You can do everything Thesis does without putting down any money buying the theme. Hell, you could also do this with wordpress if you knew how to (yes, no shit).
Now, you might be someone who can do all this without buying Thesis.
However, I am not. So I bought Thesis.
Now I suddenly was in need of “hooks” to do any “out of the ordinary” customizations (such as adding social bookmarking plugins). I opened up my index template and saw this (and ONLY this):
<?php thesis_html_framework(); ?>
The single post template was missing. The tutorials were in Japanese as far as I was concerned. Thesis was now either for the very basic or the very advanced… those of us hacking plugins into core files were out of luck. What the hell was I supposed to do now?
So I whined to told Pearson that I didn’t understand this or like this one bit. He assured me hooks were easy. He assured me once I learned them, I’d love them. He sent me a link to one of the tutorials. I suddenly realized how people who don’t know SEO must feel reading a document about latent semantic indexing. I also decided I was going to force Pearson to teach me how to do it so I could help non-programmers understand hooks the way Aaron helped the non technical understand LSI. Luckily for me (and hopefully you), he obliged.
The below is the completely “not technical” explanation of hooks, why you need them and how to make them (with examples you can then hack away with). It is chock full of incorrect terminology (I’m pretty sure “put this stuff here” is not part of any PHP instruction manual) and if you’re a programmer, you can go read the properly written tutorial here and spare me on showing me the size of your programming penis by pointing out how small mine is in the comments. ;-)
If you’re scared of that tutorial, confused and can’t follow these instructions:
1. construct a simple function to house your custom HTML
2. tell Thesis where to place your custom code by specifying the appropriate hook
Because you a. don’t know what a function is b. how to write one c. what a hook is or d. how to find “the appropriate” one, then you might want to check out the below.

_Written request 1_: In the blog post about Thesis hooks, what was the only line the writer found on opening the index template?
_Written request 2_: For each statement, say yes or no to whether it agrees with the blog post about Thesis hooks, and quote the words from the post that decide it. (a) The writer bought Thesis. (b) Pearson told the writer that hooks were hard. (c) The post claims to use correct programming terminology.
_Written request 3_: Pick up the blog post about Thesis hooks after its last sentence and continue writing it.
The material after this point is separate from the blog post about Thesis hooks.

_Data supplied_:
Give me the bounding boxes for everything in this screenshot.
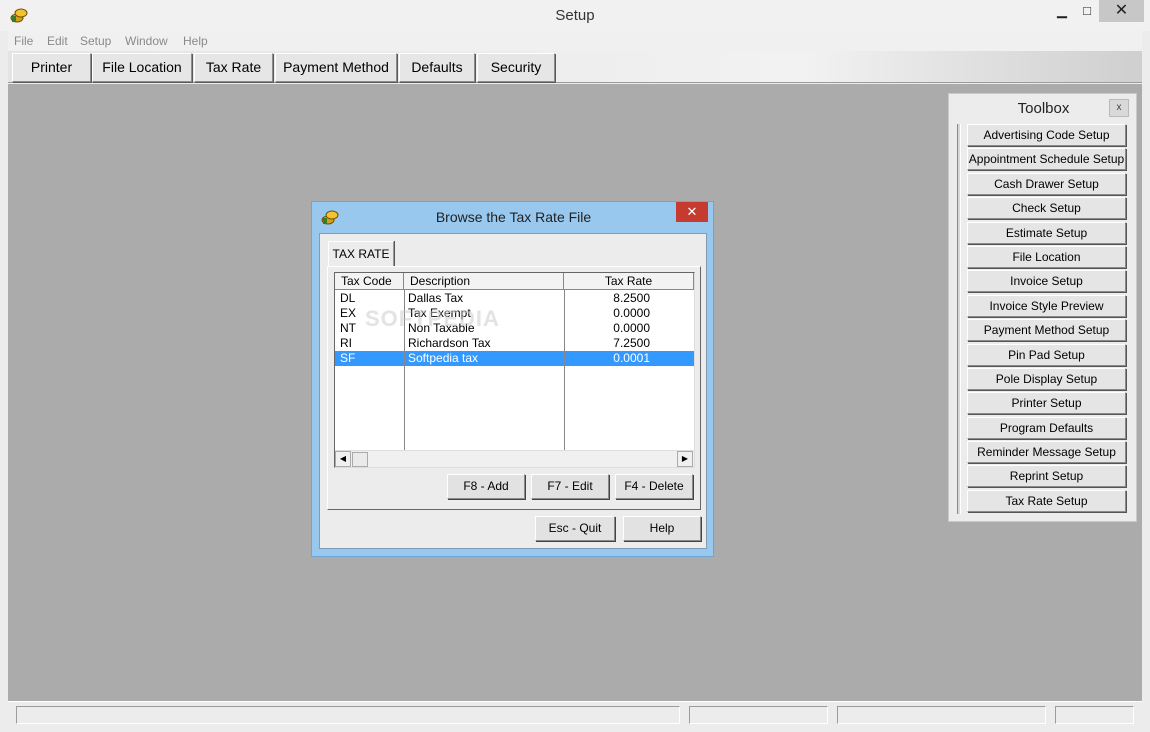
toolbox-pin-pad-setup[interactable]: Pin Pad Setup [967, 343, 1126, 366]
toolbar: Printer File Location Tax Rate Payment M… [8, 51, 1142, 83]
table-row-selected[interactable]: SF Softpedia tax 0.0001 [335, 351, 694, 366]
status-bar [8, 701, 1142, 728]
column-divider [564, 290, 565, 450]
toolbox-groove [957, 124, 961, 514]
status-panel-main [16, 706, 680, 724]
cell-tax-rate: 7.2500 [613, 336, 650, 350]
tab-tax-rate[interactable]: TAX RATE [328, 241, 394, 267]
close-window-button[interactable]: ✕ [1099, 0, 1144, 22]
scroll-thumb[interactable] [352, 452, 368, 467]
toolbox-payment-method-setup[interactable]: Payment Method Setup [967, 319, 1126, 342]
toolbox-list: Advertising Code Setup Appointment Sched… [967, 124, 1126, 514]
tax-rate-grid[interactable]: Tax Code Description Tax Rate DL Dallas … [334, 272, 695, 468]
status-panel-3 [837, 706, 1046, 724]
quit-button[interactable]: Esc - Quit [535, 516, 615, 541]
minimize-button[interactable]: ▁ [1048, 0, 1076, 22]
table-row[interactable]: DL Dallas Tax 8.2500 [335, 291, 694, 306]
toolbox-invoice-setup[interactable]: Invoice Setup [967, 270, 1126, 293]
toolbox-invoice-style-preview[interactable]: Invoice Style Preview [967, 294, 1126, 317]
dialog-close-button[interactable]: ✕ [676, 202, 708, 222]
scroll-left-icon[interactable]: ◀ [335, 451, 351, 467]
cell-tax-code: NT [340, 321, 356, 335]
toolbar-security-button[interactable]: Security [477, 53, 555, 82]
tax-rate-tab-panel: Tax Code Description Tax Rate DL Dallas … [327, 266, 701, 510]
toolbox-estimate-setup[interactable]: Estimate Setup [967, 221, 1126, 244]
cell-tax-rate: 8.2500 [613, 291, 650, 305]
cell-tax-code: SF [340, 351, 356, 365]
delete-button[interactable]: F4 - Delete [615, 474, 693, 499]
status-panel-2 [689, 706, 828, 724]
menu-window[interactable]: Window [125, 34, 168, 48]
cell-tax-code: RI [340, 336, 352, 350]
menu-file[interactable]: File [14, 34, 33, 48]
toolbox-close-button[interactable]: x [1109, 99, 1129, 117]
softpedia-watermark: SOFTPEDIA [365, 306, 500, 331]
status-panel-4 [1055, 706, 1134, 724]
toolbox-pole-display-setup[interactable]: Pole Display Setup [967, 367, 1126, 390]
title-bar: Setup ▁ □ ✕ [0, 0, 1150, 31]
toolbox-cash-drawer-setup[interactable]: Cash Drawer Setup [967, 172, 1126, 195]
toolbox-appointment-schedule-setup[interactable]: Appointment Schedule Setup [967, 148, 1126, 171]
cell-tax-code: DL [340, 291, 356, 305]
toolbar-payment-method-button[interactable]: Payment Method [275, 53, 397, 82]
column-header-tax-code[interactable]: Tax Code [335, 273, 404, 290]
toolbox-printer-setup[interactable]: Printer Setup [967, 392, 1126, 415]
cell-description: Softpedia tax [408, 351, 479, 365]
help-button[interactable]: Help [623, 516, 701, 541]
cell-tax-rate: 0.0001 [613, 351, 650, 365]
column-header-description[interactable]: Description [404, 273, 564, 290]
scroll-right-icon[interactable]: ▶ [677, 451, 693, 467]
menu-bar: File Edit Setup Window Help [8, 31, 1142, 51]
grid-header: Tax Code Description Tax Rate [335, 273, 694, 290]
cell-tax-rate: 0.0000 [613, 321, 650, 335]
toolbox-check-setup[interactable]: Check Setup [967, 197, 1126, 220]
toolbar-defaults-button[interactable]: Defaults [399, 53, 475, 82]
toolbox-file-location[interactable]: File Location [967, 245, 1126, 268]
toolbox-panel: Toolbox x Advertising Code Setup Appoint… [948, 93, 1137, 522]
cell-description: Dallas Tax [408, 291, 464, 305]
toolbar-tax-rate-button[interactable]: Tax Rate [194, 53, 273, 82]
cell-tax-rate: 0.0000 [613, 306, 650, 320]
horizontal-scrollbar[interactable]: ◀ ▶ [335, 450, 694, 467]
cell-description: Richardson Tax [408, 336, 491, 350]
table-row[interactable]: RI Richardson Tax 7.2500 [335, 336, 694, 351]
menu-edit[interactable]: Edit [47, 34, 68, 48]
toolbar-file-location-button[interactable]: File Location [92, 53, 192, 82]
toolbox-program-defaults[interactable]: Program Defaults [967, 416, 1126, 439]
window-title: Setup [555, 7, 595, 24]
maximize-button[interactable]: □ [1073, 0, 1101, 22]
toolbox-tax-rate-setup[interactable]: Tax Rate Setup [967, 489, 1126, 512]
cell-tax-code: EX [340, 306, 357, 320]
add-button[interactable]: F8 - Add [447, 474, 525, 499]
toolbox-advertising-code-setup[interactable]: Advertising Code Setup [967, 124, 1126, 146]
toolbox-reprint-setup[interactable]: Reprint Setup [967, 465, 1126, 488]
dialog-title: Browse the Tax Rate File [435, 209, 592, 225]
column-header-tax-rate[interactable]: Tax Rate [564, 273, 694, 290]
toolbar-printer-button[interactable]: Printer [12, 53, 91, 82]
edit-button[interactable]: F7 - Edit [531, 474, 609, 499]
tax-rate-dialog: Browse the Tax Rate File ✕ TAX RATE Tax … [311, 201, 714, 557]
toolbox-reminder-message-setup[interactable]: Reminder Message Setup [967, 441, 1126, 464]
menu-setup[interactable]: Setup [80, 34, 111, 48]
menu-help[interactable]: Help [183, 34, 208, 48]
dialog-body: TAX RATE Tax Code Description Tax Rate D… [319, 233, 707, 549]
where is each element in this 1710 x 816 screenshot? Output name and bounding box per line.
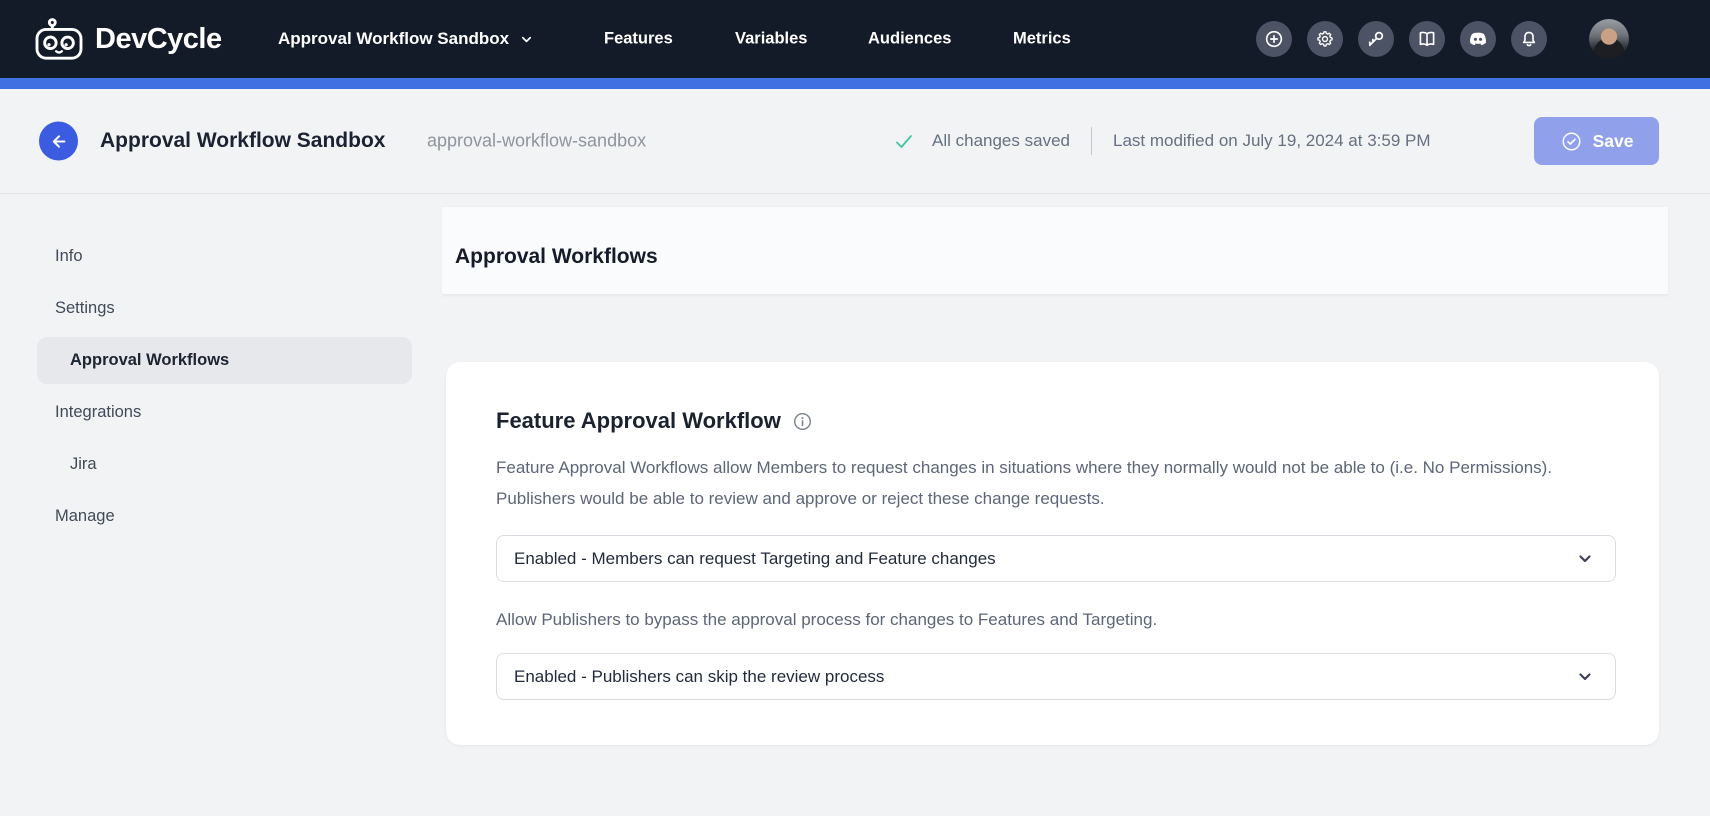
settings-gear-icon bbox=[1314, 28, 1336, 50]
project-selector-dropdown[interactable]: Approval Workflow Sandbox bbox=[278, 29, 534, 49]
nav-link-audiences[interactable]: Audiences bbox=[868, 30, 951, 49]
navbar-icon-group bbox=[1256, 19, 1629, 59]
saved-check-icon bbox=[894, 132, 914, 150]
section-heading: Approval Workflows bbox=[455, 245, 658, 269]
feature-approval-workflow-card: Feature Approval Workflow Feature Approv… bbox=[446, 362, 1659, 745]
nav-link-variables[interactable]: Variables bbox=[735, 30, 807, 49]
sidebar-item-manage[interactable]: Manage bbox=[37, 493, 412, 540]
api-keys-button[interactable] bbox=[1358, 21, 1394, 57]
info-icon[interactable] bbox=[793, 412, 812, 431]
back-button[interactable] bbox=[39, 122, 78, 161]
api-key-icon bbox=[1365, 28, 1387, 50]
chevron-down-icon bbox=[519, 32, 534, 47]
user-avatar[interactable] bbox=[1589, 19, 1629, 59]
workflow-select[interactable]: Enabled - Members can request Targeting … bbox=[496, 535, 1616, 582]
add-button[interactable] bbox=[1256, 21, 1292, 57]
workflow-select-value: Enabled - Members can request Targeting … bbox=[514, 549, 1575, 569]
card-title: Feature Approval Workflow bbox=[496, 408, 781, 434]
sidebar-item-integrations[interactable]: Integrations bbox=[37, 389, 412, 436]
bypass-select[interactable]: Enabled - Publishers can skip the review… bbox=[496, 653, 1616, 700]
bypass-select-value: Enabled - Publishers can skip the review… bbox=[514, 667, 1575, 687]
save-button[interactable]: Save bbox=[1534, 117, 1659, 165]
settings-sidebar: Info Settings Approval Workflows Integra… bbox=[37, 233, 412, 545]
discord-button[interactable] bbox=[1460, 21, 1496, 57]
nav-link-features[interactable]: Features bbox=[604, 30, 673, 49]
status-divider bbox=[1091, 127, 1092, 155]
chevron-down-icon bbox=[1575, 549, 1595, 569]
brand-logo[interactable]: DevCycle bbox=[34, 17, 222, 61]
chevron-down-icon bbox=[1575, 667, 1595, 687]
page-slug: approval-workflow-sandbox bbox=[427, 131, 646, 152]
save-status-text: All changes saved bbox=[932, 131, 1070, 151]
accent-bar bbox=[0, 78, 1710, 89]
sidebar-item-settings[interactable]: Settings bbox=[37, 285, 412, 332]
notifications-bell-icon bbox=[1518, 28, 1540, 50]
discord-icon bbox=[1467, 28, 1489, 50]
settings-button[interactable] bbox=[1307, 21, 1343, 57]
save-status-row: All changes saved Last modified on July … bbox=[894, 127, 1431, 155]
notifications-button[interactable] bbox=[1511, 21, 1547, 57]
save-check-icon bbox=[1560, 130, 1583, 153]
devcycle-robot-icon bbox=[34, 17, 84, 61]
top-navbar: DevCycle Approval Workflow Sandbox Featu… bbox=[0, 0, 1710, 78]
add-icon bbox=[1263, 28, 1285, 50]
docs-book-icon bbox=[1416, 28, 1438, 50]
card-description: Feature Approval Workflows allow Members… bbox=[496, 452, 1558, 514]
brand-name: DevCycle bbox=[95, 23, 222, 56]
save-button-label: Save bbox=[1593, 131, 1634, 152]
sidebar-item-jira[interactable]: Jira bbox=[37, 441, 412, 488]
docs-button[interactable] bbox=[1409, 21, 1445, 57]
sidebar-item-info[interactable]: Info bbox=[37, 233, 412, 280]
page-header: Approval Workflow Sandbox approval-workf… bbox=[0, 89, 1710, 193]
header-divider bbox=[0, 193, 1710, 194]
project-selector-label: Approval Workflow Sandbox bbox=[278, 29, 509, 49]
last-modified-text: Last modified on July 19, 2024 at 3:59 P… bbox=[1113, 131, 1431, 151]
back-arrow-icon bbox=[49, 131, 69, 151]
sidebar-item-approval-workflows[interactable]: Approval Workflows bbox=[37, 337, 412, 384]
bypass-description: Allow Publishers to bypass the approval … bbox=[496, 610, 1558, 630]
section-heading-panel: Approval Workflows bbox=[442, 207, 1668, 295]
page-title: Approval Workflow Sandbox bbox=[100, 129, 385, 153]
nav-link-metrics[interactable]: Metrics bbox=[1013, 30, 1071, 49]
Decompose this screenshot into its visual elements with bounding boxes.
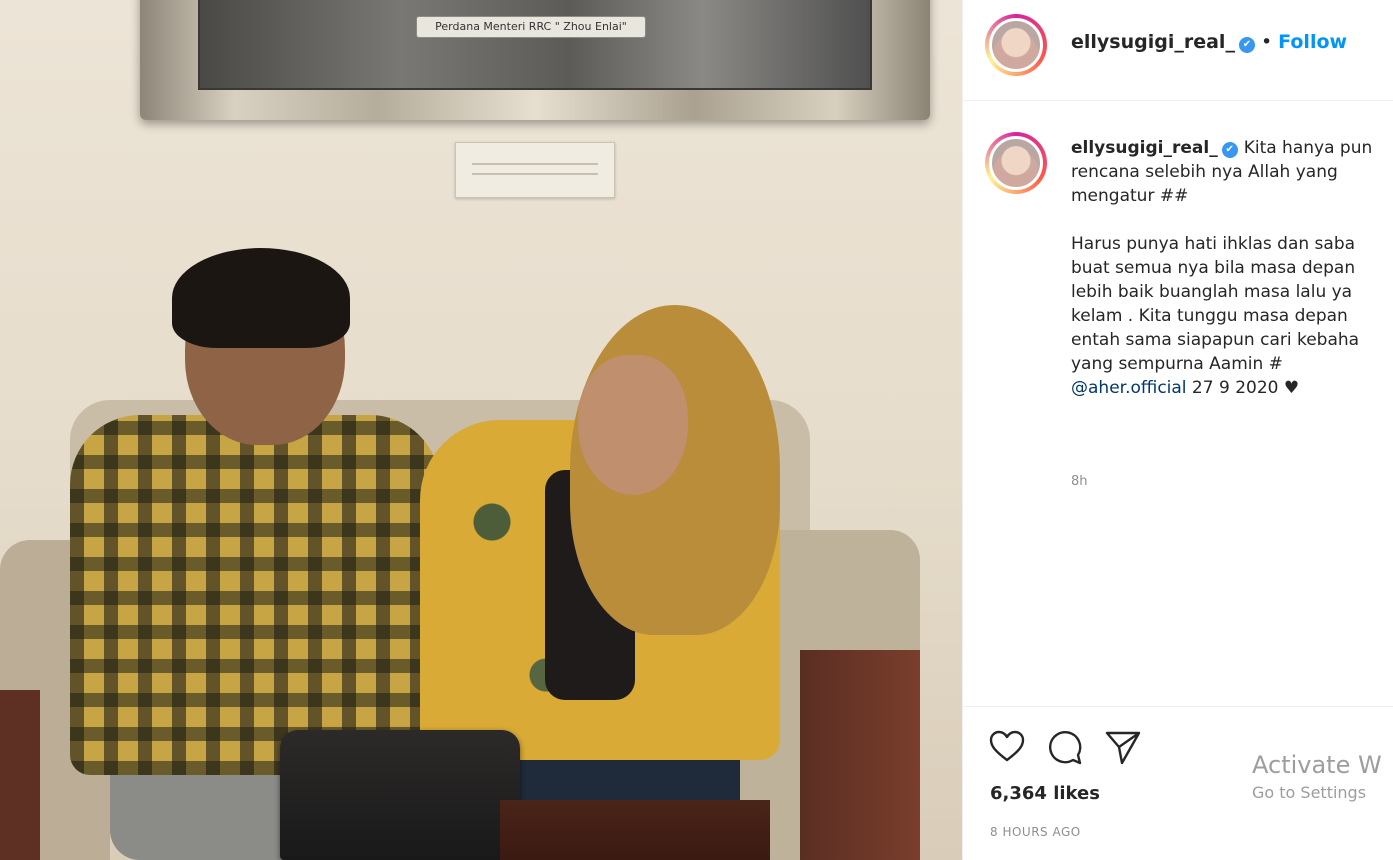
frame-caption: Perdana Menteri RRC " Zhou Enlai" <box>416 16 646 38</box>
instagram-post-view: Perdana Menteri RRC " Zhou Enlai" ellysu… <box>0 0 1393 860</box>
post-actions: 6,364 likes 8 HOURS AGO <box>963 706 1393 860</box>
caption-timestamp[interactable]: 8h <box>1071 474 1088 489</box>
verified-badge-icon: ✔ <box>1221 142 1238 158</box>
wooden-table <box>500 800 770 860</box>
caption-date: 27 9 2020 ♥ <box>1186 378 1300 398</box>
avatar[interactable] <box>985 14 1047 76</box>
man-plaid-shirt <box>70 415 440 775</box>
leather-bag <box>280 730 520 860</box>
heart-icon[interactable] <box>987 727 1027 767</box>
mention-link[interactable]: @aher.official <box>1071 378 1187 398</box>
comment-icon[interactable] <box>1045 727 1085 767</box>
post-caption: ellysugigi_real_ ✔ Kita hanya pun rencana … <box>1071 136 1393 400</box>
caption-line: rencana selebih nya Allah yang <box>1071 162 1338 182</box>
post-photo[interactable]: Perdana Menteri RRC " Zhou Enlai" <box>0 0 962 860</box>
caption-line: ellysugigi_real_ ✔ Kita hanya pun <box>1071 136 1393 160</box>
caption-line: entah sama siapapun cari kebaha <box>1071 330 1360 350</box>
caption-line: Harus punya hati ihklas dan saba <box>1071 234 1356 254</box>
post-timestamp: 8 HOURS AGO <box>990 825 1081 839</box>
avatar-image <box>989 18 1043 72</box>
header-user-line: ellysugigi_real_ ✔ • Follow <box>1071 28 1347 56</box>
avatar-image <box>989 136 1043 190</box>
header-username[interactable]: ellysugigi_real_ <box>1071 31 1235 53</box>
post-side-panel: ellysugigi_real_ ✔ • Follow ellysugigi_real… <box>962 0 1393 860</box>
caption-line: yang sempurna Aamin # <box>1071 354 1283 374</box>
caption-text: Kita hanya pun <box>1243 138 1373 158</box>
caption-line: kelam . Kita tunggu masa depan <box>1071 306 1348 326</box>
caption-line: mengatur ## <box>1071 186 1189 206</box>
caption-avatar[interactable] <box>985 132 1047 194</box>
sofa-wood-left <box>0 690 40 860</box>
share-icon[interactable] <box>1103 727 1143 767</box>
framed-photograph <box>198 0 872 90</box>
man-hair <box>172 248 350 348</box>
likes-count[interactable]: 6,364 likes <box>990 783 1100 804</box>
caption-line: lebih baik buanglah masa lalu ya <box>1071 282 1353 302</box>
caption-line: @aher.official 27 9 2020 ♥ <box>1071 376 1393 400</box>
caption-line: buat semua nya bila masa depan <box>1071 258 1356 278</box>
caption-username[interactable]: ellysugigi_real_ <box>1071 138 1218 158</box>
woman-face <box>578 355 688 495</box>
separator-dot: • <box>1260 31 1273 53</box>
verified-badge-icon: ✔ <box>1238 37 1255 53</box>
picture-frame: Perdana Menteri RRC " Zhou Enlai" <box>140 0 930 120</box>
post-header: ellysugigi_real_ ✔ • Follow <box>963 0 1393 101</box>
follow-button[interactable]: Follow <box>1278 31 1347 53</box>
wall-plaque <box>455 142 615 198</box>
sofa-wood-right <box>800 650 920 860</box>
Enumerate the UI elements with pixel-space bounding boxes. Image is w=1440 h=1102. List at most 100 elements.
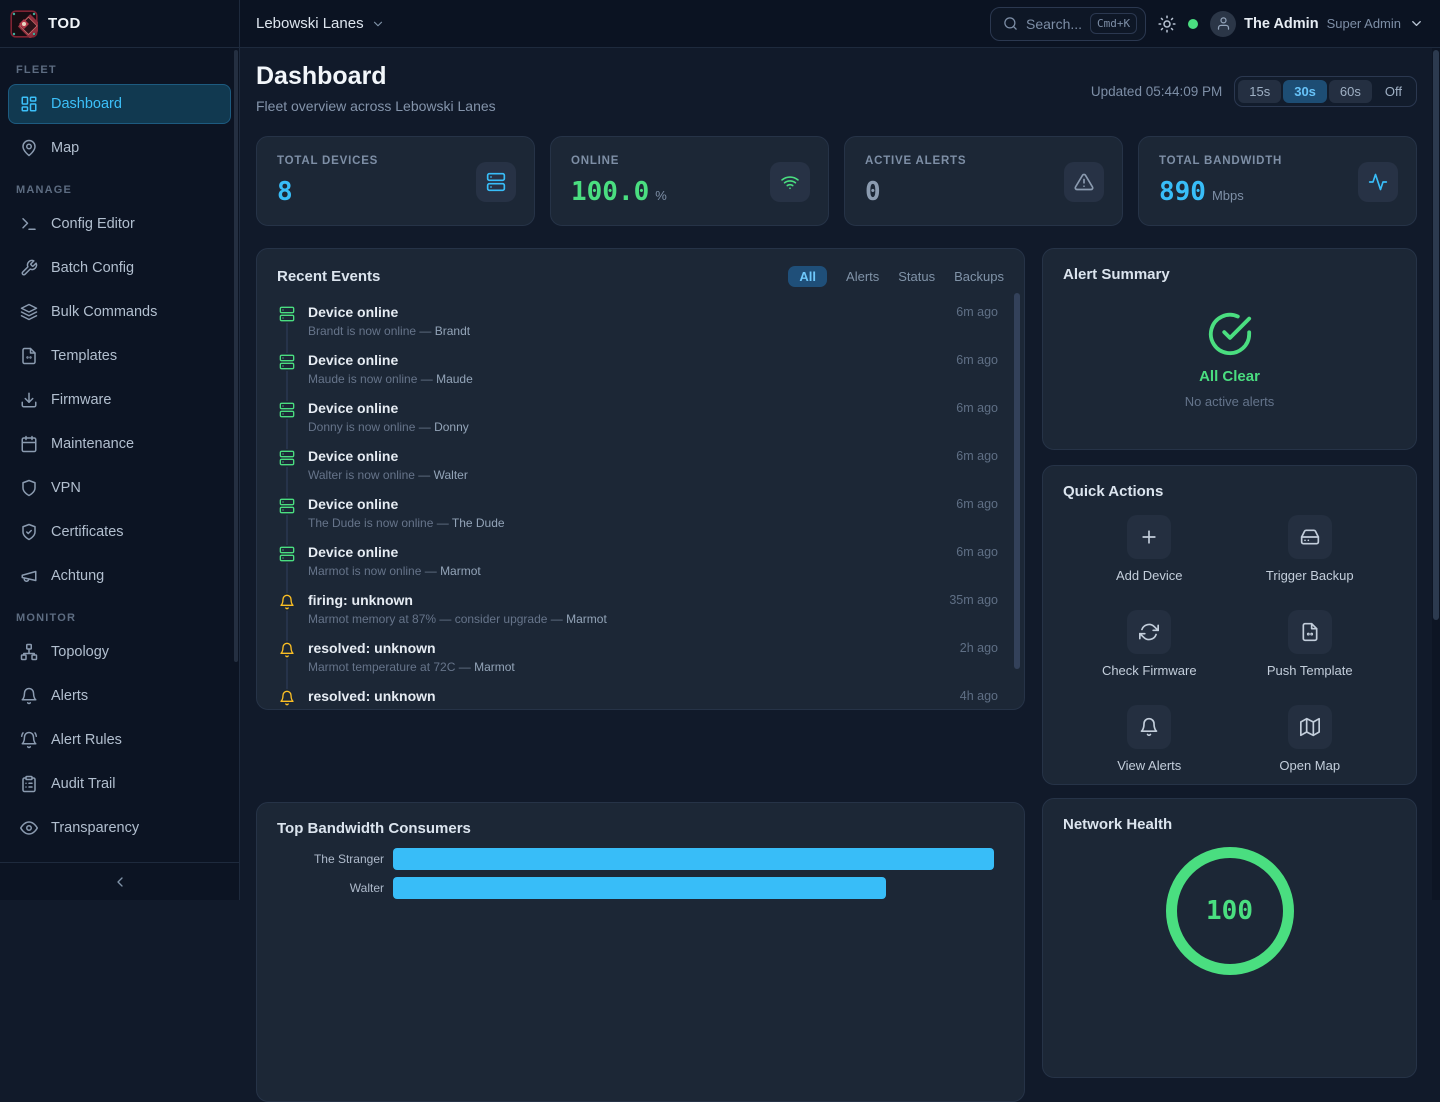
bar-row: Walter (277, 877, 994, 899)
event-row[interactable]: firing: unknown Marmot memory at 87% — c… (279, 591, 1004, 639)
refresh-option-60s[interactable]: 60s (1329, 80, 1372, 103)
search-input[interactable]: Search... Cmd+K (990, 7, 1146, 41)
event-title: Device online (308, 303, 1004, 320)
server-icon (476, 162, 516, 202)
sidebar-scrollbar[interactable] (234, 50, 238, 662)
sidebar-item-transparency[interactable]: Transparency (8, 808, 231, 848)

_Answer 1_: <?php thesis_html_framework(); ?>

_Answer 2_:
(a) Yes: "So I bought Thesis."
(b) No: "He assured me hooks were easy."
(c) No: "It is chock full of incorrect terminology"

_Answer 3_:
How to Use Hooks without Learning Japanese
Hooks are basically each section of your theme separated into a single part as well as ways to define areas before and after those parts. Your header is controlled by one hook (thesis_hook_header) while you can use other hooks to put any code you choose before (thesis_hook_before_header) of after (thesis_hook_after_header). Every area has a hook and most areas also have hooks that will allow you to place things before or after them. Instead of the PHP code appearing on the actual page, only the call to the hook that says “put what’s in this hook here” does.
Hooks define where stuff appears and functions define what stuff appears.
A function is essentially code you can assign to a hook that should appear within a hook. For example:
function your_function_name() {
?>
YOUR RAW HTML
<?php
}
Hooks are basically the various parts of your blog, and functions are things that appear within them so to speak.
Now that you know what a hook is and what a function is, we’ll talk about how to add functions to your hooks to do things like add your own graphic into your header or add in social bookmarking buttons.
First things first, never change or edit existing hooks or functions. If you’re looking for the file that contains the core hooks or functions to change them, stop in your tracks. Unless you’re a programmer by trade, you will only risk messing something up by touching them. You never change existing hooks or functions in the core files - you simply add additional functions or replace existing functions with new ones.
Thesis will check your custom_functions.php for instructions and cross reference it so to speak with the core files. If you have removed a core hook or added an additional hook in the custom_functions.php file, then it will override the commands in its core files. (I’m no programmer folks and have already given you my disclaimer on using proper technical terminology to describe this above.)
The way I learned hooks was by example, so I am going to (attempt to) do the same here.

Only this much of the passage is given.